#### TASK OBJECTIVE
Report the count of lines where the string "only" appears, and nothing else.

Stored entries

━━━━━━━━━━━━━━━━━━━━━━━━━━━━━━

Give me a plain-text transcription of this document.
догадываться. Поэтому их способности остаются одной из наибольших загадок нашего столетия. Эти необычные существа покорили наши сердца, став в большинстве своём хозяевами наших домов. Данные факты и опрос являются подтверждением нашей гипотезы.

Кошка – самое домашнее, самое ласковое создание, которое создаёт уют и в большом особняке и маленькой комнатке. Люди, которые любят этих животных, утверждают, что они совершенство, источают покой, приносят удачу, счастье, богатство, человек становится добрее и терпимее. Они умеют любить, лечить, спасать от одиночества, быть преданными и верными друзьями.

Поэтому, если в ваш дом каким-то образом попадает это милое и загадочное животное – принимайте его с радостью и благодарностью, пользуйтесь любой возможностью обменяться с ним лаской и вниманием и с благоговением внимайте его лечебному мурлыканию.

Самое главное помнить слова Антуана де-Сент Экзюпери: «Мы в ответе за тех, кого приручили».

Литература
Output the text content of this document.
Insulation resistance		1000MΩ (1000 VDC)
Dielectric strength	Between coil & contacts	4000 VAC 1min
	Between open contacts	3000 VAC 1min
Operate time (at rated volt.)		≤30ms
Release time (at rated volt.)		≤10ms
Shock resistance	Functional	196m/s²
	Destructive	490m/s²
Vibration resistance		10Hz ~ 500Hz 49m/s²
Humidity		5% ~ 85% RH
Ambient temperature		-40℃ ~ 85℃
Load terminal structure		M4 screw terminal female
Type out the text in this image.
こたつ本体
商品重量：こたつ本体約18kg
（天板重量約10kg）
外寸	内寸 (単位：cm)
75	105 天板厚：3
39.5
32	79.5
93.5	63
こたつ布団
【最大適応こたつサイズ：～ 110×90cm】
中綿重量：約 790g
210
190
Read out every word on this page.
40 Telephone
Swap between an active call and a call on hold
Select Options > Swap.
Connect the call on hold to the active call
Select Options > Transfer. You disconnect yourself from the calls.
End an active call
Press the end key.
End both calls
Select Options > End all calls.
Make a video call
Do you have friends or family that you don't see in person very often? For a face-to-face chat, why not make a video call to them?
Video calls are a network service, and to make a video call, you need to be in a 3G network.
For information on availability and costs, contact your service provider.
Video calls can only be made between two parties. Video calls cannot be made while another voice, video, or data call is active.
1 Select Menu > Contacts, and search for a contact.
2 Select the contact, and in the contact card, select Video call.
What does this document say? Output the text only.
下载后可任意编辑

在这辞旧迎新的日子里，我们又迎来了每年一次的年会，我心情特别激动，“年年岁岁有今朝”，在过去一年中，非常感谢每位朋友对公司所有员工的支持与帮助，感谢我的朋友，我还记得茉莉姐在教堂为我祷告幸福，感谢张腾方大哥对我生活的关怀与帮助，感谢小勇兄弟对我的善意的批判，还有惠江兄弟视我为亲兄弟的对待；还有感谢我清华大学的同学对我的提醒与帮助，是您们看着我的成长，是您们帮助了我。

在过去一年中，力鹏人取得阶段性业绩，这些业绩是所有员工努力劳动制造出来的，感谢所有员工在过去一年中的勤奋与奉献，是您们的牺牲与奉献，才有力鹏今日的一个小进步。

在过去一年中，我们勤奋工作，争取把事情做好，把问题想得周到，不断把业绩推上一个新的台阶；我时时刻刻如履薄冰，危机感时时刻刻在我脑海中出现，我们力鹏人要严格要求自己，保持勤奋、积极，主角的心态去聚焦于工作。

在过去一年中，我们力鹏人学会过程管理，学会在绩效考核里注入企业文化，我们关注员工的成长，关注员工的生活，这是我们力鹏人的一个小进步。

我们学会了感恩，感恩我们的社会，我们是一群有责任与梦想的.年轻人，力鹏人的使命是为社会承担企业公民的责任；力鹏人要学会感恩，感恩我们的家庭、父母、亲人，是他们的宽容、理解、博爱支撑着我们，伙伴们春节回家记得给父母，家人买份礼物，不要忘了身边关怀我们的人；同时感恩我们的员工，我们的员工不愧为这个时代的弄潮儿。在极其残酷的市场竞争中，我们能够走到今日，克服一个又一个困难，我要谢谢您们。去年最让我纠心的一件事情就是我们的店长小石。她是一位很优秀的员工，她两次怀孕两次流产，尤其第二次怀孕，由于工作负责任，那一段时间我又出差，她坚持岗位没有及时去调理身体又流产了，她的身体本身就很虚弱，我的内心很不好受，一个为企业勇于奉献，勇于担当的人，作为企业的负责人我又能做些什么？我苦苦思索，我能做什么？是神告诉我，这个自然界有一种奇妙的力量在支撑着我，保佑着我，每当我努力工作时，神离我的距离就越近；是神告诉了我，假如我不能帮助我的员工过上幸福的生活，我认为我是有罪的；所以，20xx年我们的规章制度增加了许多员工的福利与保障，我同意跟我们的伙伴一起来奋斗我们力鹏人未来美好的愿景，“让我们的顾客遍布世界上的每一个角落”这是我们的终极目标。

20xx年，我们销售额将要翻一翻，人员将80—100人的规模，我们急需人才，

━━━━━━━━━━━━━━━━━━━━━━━━━━━━━━

#### EXERCISE ANSWER
2